■ WHAT TO DO
1. In the story below about Mr. Jones, how long did the appointment with the therapist last?
2. Please list every physical change to Mr. Jones named in the sentence of the story below that begins "He began to tremble".

■ TEXT FOR ANALYSIS
::::::::

There once was a man named, Mr. Jones. But Mr. Jones was no ordinary man. He had this condition in which he though he was a rat. Every time that the cat would stroll into the room Mr. Jones would run for dear life and hide in the closet. This went on for many years until one day, Mrs. Jones decided that she must bring a stop to this nonsensical behavior. She made an appointment with the therapist and took Mr. Jones in for counseling.
Their appointment lasted 3 hours. By the end of the session, the therapist was able to convince Mr. Jones that he was a man and that he was not a rat. What took 3 hours, I do not know. With gratitude and sigh of relief, Mrs. Jones drove the two of them home.
Upon arriving at the house Mr. and Mrs. Jones walked into the kitchen to find their cat sprawled out on the counter. Mrs. Jones looked over to her husband. He began to tremble, his knees went weak and his skin turned pale. Mr. Jones let out a piercing squeal and then made a run for the closet. Mrs. Jones, feeling completely defeated, walked over to him in the closet and asked, “What are your doing in there? We just spend 3 hours with the therapist and you yourself said that you understand who you are.”
Mr. Jones replied, “I know!! I completely understand that I am a man and not a rat!! But I am not quite certain the cat knows it yet.”
The purpose of this story is that what we know intellectually is often not enough. We have to learn how to shift from thinking with our minds into thinking with our heart. This is the aim of the yoga tradition and learning to think from this place develops true knowledge. It is no coincidence that in all Eastern traditions, the word for the mind and the word for the heart are one in the same.

::::::::

■ EXTRACTED MATERIAL

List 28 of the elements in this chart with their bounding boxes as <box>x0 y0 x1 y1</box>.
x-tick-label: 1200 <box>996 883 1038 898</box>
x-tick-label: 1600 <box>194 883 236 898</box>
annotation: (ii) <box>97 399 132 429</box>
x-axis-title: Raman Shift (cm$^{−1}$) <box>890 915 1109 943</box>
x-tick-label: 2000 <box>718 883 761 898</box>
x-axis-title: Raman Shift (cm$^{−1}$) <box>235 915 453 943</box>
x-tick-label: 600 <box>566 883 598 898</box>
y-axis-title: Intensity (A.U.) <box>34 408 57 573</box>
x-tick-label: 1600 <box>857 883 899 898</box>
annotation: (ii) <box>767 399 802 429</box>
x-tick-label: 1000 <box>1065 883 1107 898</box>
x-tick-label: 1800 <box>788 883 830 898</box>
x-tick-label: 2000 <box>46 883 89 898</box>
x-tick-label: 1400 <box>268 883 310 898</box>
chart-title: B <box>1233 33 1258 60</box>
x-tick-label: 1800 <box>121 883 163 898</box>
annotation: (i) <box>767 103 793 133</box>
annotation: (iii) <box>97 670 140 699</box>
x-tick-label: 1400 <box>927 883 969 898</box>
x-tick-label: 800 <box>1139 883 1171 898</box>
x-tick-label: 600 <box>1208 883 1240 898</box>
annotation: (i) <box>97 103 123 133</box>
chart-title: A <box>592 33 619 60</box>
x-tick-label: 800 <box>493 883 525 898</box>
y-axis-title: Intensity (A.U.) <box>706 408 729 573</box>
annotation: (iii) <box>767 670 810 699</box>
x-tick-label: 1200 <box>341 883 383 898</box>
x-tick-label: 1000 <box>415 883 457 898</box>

::::::::

■ RESULTS OF THE EXERCISE
1. 3 hours

2.
- He began to tremble.
- His knees went weak.
- His skin turned pale.